» **GIVEN REQUEST**
Copy all of the material word for word, except for the pictures.

§

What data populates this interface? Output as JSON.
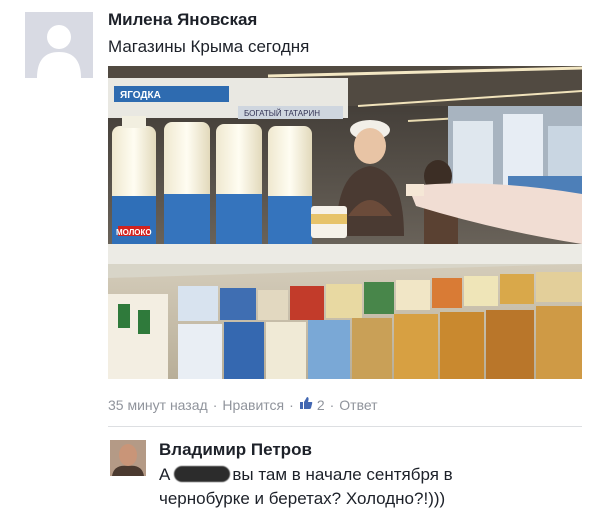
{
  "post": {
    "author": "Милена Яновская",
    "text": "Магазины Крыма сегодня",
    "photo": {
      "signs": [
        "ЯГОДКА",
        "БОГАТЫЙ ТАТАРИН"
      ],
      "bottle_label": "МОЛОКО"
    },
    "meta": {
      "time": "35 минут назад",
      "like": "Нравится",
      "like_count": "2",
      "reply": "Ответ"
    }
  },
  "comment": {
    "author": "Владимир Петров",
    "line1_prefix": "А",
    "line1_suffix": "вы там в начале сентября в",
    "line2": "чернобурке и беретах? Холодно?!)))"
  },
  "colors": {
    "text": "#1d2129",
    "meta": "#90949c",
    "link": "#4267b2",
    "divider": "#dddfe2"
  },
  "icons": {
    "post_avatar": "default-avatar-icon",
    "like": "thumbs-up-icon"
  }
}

§

» **RESULT OF THE EXERCISE**
What data populates this interface? Output as JSON.
{
  "post": {
    "author": "Милена Яновская",
    "text": "Магазины Крыма сегодня",
    "photo": {
      "signs": [
        "ЯГОДКА",
        "БОГАТЫЙ ТАТАРИН"
      ],
      "bottle_label": "МОЛОКО"
    },
    "meta": {
      "time": "35 минут назад",
      "like": "Нравится",
      "like_count": "2",
      "reply": "Ответ"
    }
  },
  "comment": {
    "author": "Владимир Петров",
    "line1_prefix": "А",
    "line1_suffix": "вы там в начале сентября в",
    "line2": "чернобурке и беретах? Холодно?!)))"
  },
  "colors": {
    "text": "#1d2129",
    "meta": "#90949c",
    "link": "#4267b2",
    "divider": "#dddfe2"
  },
  "icons": {
    "post_avatar": "default-avatar-icon",
    "like": "thumbs-up-icon"
  }
}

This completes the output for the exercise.